━━ Information given ━━

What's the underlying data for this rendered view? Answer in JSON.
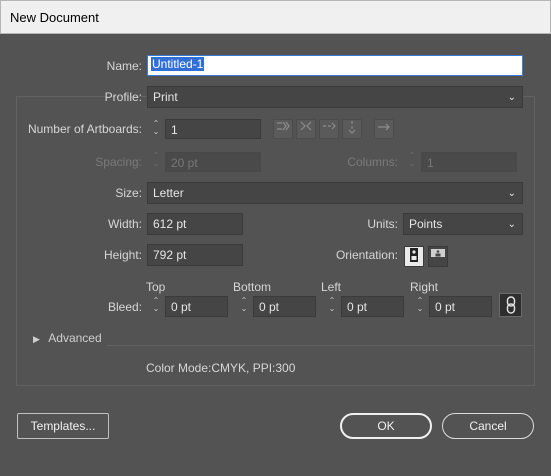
{
  "window": {
    "title": "New Document"
  },
  "name": {
    "label": "Name:",
    "value": "Untitled-1"
  },
  "profile": {
    "label": "Profile:",
    "value": "Print"
  },
  "artboards": {
    "label": "Number of Artboards:",
    "value": "1"
  },
  "spacing": {
    "label": "Spacing:",
    "value": "20 pt"
  },
  "columns": {
    "label": "Columns:",
    "value": "1"
  },
  "size": {
    "label": "Size:",
    "value": "Letter"
  },
  "width": {
    "label": "Width:",
    "value": "612 pt"
  },
  "units": {
    "label": "Units:",
    "value": "Points"
  },
  "height": {
    "label": "Height:",
    "value": "792 pt"
  },
  "orientation": {
    "label": "Orientation:",
    "selected": "portrait"
  },
  "bleed": {
    "label": "Bleed:",
    "top": {
      "label": "Top",
      "value": "0 pt"
    },
    "bottom": {
      "label": "Bottom",
      "value": "0 pt"
    },
    "left": {
      "label": "Left",
      "value": "0 pt"
    },
    "right": {
      "label": "Right",
      "value": "0 pt"
    }
  },
  "advanced": {
    "label": "Advanced",
    "expanded": false
  },
  "info": {
    "text": "Color Mode:CMYK, PPI:300"
  },
  "buttons": {
    "templates": "Templates...",
    "ok": "OK",
    "cancel": "Cancel"
  },
  "icons": {
    "arrange_grid_by_row": "grid-by-row-icon",
    "arrange_grid_by_column": "grid-by-column-icon",
    "arrange_by_row": "arrange-by-row-icon",
    "arrange_by_column": "arrange-by-column-icon",
    "layout_direction": "right-arrow-icon",
    "link_bleed": "link-icon"
  },
  "colors": {
    "dialog_bg": "#535353",
    "field_bg": "#454545",
    "titlebar_bg": "#f0f0f0",
    "selection": "#2f6fd6"
  }
}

━━━

(Your objective)
Pull out all lines from the listing that contain the string "grid".

(Result of the exercise)
    "arrange_grid_by_row": "grid-by-row-icon",
    "arrange_grid_by_column": "grid-by-column-icon",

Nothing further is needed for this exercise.